[A block of data]
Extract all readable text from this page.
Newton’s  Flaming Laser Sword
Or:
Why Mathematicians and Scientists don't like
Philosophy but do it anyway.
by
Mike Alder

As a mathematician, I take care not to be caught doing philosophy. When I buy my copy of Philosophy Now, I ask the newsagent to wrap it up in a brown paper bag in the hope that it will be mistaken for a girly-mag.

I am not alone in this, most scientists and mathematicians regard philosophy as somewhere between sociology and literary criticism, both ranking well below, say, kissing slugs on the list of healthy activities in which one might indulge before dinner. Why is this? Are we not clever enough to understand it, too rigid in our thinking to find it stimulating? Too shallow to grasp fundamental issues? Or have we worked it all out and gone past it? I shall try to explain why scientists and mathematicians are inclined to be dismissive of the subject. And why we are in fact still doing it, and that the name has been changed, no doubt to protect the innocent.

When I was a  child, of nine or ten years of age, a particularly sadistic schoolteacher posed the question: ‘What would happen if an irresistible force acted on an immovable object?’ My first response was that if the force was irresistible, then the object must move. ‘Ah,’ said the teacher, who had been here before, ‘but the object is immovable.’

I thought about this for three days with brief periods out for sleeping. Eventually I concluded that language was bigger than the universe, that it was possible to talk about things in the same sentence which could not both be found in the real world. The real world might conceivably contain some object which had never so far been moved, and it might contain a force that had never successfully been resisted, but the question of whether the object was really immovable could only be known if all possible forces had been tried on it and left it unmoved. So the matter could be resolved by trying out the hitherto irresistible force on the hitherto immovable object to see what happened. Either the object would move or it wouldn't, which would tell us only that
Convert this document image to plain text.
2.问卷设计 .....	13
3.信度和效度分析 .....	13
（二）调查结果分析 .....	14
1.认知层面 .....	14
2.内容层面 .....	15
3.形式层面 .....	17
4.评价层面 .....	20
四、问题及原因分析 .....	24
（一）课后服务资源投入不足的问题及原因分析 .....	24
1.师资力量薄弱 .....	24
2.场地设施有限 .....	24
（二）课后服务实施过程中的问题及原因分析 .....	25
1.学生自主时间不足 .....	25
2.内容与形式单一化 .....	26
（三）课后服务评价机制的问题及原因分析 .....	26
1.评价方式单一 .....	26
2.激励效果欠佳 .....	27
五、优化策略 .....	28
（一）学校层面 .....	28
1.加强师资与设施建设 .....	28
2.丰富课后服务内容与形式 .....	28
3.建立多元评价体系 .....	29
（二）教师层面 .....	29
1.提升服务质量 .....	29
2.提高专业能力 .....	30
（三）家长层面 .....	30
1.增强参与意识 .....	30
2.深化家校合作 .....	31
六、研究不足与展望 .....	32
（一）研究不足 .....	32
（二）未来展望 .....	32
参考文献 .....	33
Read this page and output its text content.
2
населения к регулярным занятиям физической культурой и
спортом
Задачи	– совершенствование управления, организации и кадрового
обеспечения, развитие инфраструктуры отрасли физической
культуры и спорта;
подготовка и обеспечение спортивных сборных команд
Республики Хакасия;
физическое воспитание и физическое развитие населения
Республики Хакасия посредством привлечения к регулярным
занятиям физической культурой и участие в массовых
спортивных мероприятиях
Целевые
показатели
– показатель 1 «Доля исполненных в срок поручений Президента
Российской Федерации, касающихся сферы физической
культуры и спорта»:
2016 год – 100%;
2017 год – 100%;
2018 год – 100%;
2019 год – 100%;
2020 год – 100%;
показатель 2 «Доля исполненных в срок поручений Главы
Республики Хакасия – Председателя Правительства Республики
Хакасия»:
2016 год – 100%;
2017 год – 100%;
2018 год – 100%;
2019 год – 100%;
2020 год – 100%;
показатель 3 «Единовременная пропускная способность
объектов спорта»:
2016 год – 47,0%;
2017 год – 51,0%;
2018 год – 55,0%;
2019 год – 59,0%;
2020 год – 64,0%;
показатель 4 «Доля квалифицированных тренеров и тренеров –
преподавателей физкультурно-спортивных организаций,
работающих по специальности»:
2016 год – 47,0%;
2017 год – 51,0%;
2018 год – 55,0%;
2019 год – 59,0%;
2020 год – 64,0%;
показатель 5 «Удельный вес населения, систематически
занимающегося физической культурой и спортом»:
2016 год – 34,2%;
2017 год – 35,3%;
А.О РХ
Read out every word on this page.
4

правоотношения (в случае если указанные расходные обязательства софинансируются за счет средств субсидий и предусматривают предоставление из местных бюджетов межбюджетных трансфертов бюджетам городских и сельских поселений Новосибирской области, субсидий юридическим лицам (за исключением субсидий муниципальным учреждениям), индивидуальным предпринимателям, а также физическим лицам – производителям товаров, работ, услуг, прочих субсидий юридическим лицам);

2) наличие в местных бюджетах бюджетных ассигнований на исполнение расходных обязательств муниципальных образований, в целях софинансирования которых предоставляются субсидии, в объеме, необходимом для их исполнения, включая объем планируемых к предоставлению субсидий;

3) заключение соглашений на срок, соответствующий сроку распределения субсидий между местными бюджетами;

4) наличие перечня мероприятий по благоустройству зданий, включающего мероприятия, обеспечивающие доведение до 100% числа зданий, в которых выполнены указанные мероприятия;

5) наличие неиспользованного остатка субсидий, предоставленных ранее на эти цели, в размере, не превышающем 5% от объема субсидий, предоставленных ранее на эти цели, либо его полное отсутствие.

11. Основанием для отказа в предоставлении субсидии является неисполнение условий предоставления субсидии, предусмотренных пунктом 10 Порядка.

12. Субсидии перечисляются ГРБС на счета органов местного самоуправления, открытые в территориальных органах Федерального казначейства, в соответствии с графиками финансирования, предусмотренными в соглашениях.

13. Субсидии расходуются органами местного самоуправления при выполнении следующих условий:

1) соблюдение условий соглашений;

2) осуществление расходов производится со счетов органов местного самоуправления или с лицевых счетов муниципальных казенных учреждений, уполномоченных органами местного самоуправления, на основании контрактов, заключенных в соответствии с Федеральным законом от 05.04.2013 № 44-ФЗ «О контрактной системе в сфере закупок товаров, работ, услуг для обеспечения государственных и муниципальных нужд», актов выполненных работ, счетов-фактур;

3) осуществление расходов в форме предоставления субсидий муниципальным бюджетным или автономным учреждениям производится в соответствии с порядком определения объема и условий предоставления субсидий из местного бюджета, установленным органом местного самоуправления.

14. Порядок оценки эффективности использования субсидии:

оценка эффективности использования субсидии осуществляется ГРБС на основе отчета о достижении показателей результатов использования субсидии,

### [Work to be completed]
Copy out each record exactly as given, omitting none.

### [Completed exercise]
Extract all readable text from this page.
Newton’s  Flaming Laser Sword
Or:
Why Mathematicians and Scientists don't like
Philosophy but do it anyway.
by
Mike Alder

As a mathematician, I take care not to be caught doing philosophy. When I buy my copy of Philosophy Now, I ask the newsagent to wrap it up in a brown paper bag in the hope that it will be mistaken for a girly-mag.

I am not alone in this, most scientists and mathematicians regard philosophy as somewhere between sociology and literary criticism, both ranking well below, say, kissing slugs on the list of healthy activities in which one might indulge before dinner. Why is this? Are we not clever enough to understand it, too rigid in our thinking to find it stimulating? Too shallow to grasp fundamental issues? Or have we worked it all out and gone past it? I shall try to explain why scientists and mathematicians are inclined to be dismissive of the subject. And why we are in fact still doing it, and that the name has been changed, no doubt to protect the innocent.

When I was a  child, of nine or ten years of age, a particularly sadistic schoolteacher posed the question: ‘What would happen if an irresistible force acted on an immovable object?’ My first response was that if the force was irresistible, then the object must move. ‘Ah,’ said the teacher, who had been here before, ‘but the object is immovable.’

I thought about this for three days with brief periods out for sleeping. Eventually I concluded that language was bigger than the universe, that it was possible to talk about things in the same sentence which could not both be found in the real world. The real world might conceivably contain some object which had never so far been moved, and it might contain a force that had never successfully been resisted, but the question of whether the object was really immovable could only be known if all possible forces had been tried on it and left it unmoved. So the matter could be resolved by trying out the hitherto irresistible force on the hitherto immovable object to see what happened. Either the object would move or it wouldn't, which would tell us only that
Convert this document image to plain text.
2.问卷设计 .....	13
3.信度和效度分析 .....	13
（二）调查结果分析 .....	14
1.认知层面 .....	14
2.内容层面 .....	15
3.形式层面 .....	17
4.评价层面 .....	20
四、问题及原因分析 .....	24
（一）课后服务资源投入不足的问题及原因分析 .....	24
1.师资力量薄弱 .....	24
2.场地设施有限 .....	24
（二）课后服务实施过程中的问题及原因分析 .....	25
1.学生自主时间不足 .....	25
2.内容与形式单一化 .....	26
（三）课后服务评价机制的问题及原因分析 .....	26
1.评价方式单一 .....	26
2.激励效果欠佳 .....	27
五、优化策略 .....	28
（一）学校层面 .....	28
1.加强师资与设施建设 .....	28
2.丰富课后服务内容与形式 .....	28
3.建立多元评价体系 .....	29
（二）教师层面 .....	29
1.提升服务质量 .....	29
2.提高专业能力 .....	30
（三）家长层面 .....	30
1.增强参与意识 .....	30
2.深化家校合作 .....	31
六、研究不足与展望 .....	32
（一）研究不足 .....	32
（二）未来展望 .....	32
参考文献 .....	33
Read this page and output its text content.
2
населения к регулярным занятиям физической культурой и
спортом
Задачи	– совершенствование управления, организации и кадрового
обеспечения, развитие инфраструктуры отрасли физической
культуры и спорта;
подготовка и обеспечение спортивных сборных команд
Республики Хакасия;
физическое воспитание и физическое развитие населения
Республики Хакасия посредством привлечения к регулярным
занятиям физической культурой и участие в массовых
спортивных мероприятиях
Целевые
показатели
– показатель 1 «Доля исполненных в срок поручений Президента
Российской Федерации, касающихся сферы физической
культуры и спорта»:
2016 год – 100%;
2017 год – 100%;
2018 год – 100%;
2019 год – 100%;
2020 год – 100%;
показатель 2 «Доля исполненных в срок поручений Главы
Республики Хакасия – Председателя Правительства Республики
Хакасия»:
2016 год – 100%;
2017 год – 100%;
2018 год – 100%;
2019 год – 100%;
2020 год – 100%;
показатель 3 «Единовременная пропускная способность
объектов спорта»:
2016 год – 47,0%;
2017 год – 51,0%;
2018 год – 55,0%;
2019 год – 59,0%;
2020 год – 64,0%;
показатель 4 «Доля квалифицированных тренеров и тренеров –
преподавателей физкультурно-спортивных организаций,
работающих по специальности»:
2016 год – 47,0%;
2017 год – 51,0%;
2018 год – 55,0%;
2019 год – 59,0%;
2020 год – 64,0%;
показатель 5 «Удельный вес населения, систематически
занимающегося физической культурой и спортом»:
2016 год – 34,2%;
2017 год – 35,3%;
А.О РХ
Read out every word on this page.
4

правоотношения (в случае если указанные расходные обязательства софинансируются за счет средств субсидий и предусматривают предоставление из местных бюджетов межбюджетных трансфертов бюджетам городских и сельских поселений Новосибирской области, субсидий юридическим лицам (за исключением субсидий муниципальным учреждениям), индивидуальным предпринимателям, а также физическим лицам – производителям товаров, работ, услуг, прочих субсидий юридическим лицам);

2) наличие в местных бюджетах бюджетных ассигнований на исполнение расходных обязательств муниципальных образований, в целях софинансирования которых предоставляются субсидии, в объеме, необходимом для их исполнения, включая объем планируемых к предоставлению субсидий;

3) заключение соглашений на срок, соответствующий сроку распределения субсидий между местными бюджетами;

4) наличие перечня мероприятий по благоустройству зданий, включающего мероприятия, обеспечивающие доведение до 100% числа зданий, в которых выполнены указанные мероприятия;

5) наличие неиспользованного остатка субсидий, предоставленных ранее на эти цели, в размере, не превышающем 5% от объема субсидий, предоставленных ранее на эти цели, либо его полное отсутствие.

11. Основанием для отказа в предоставлении субсидии является неисполнение условий предоставления субсидии, предусмотренных пунктом 10 Порядка.

12. Субсидии перечисляются ГРБС на счета органов местного самоуправления, открытые в территориальных органах Федерального казначейства, в соответствии с графиками финансирования, предусмотренными в соглашениях.

13. Субсидии расходуются органами местного самоуправления при выполнении следующих условий:

1) соблюдение условий соглашений;

2) осуществление расходов производится со счетов органов местного самоуправления или с лицевых счетов муниципальных казенных учреждений, уполномоченных органами местного самоуправления, на основании контрактов, заключенных в соответствии с Федеральным законом от 05.04.2013 № 44-ФЗ «О контрактной системе в сфере закупок товаров, работ, услуг для обеспечения государственных и муниципальных нужд», актов выполненных работ, счетов-фактур;

3) осуществление расходов в форме предоставления субсидий муниципальным бюджетным или автономным учреждениям производится в соответствии с порядком определения объема и условий предоставления субсидий из местного бюджета, установленным органом местного самоуправления.

14. Порядок оценки эффективности использования субсидии:

оценка эффективности использования субсидии осуществляется ГРБС на основе отчета о достижении показателей результатов использования субсидии,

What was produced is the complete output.